» **Work instructions**
Locate each line holding the string "AkagamiShanks" and copy it.

####################

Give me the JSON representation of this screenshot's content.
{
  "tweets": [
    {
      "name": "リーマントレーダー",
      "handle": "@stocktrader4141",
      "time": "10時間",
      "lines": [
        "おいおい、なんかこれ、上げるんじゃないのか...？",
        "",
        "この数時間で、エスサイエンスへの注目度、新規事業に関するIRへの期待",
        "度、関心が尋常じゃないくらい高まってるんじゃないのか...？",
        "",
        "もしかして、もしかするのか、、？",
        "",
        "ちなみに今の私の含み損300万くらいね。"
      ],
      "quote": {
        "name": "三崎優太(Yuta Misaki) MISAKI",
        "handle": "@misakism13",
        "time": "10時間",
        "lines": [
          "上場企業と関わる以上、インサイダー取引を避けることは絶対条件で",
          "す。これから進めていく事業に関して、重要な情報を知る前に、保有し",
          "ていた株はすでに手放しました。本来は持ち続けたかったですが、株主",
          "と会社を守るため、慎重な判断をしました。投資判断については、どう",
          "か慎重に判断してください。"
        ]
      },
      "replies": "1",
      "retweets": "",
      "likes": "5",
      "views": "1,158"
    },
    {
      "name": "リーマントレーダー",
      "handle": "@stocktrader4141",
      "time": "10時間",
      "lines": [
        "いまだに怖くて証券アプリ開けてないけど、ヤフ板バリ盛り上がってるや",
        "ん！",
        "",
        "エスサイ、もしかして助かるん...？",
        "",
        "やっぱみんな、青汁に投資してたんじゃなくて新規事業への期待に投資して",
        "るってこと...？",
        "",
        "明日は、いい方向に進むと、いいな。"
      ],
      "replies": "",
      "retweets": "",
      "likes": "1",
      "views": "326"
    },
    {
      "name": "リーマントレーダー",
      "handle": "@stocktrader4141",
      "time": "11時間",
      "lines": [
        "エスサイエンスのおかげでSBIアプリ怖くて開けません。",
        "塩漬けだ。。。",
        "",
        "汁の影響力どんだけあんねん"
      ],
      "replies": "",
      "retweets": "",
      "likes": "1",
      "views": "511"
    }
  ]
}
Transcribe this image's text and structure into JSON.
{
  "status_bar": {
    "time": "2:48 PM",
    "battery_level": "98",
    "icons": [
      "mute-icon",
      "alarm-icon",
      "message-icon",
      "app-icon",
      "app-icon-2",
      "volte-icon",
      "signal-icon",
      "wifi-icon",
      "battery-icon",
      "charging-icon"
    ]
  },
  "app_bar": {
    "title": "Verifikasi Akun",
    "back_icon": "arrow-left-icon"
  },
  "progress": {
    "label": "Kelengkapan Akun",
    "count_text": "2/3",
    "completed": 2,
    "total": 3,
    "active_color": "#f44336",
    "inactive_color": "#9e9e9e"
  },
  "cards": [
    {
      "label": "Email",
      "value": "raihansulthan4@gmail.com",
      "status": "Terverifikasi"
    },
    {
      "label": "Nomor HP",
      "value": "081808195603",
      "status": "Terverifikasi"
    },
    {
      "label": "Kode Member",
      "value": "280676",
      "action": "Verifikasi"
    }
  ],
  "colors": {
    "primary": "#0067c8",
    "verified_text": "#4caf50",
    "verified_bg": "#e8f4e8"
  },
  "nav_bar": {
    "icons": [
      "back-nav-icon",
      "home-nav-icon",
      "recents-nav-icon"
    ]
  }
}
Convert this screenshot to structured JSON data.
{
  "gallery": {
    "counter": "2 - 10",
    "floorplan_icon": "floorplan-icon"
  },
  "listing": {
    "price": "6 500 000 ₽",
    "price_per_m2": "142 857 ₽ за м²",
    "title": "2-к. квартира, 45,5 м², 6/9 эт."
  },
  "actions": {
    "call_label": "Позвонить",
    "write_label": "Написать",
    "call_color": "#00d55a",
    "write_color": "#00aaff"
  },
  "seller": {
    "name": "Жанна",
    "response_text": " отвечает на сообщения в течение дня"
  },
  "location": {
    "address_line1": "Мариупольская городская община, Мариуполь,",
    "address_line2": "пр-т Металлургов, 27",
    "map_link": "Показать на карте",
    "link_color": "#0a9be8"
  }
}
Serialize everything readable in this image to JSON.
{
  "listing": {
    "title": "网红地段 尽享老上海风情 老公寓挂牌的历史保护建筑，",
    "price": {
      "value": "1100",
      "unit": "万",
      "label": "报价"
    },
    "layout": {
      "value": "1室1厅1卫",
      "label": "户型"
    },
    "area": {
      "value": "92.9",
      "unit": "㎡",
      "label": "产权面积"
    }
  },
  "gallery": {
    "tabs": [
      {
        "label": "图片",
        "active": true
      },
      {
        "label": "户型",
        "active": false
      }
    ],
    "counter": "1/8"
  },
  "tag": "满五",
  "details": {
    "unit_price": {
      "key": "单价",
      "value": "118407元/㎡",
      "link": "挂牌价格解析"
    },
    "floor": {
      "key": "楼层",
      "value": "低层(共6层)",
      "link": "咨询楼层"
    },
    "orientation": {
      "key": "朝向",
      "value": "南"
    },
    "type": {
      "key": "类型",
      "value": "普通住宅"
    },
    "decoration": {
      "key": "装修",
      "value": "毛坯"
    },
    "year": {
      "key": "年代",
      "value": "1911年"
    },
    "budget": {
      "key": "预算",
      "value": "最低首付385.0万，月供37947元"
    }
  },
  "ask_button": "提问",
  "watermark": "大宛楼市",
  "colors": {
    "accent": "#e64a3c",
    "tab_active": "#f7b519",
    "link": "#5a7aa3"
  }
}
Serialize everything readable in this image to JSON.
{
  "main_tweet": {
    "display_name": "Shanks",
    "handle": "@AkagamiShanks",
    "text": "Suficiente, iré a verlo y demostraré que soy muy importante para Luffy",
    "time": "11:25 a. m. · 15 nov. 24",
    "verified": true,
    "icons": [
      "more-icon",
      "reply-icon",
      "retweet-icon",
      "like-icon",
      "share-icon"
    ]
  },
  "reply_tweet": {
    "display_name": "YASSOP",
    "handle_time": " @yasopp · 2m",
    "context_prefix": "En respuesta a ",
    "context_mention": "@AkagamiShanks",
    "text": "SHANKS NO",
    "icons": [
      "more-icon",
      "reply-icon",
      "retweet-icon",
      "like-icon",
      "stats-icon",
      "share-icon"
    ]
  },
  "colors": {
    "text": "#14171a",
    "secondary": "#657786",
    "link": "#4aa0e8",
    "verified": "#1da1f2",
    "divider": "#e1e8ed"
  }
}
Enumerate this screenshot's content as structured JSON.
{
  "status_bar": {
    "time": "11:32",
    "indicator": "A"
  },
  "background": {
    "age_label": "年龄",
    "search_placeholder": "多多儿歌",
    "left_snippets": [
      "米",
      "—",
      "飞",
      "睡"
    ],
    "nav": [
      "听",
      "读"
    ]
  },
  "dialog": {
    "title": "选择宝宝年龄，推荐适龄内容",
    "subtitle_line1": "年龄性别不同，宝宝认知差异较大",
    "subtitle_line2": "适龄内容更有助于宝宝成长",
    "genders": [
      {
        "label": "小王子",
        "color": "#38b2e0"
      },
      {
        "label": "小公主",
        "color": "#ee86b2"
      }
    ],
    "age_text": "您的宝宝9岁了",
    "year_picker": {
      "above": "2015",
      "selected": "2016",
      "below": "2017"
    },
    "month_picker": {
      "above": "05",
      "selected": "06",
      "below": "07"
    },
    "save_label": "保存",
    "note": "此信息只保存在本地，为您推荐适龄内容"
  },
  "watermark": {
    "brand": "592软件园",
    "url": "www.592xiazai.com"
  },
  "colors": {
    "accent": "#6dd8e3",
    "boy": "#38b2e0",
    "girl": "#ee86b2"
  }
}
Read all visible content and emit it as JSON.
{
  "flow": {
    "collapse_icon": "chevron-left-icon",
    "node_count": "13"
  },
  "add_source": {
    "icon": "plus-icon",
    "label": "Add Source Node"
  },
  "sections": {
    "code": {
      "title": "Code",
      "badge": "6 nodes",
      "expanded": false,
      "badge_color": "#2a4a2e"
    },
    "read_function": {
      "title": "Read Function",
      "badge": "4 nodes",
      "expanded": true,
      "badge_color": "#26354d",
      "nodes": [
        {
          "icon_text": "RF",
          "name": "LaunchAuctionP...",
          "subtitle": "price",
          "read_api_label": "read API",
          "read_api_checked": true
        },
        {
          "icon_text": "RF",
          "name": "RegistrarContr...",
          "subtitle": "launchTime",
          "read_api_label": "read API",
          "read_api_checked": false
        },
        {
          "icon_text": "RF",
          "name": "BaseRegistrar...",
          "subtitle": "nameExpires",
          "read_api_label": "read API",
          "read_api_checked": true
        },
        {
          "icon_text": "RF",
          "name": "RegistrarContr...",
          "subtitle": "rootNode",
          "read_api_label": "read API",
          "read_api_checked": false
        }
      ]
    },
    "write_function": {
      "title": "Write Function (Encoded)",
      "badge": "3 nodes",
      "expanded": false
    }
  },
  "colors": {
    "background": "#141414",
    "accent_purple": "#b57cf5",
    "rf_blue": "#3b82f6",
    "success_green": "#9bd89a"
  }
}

####################

» **Final answer**
    "handle": "@AkagamiShanks",
    "context_mention": "@AkagamiShanks",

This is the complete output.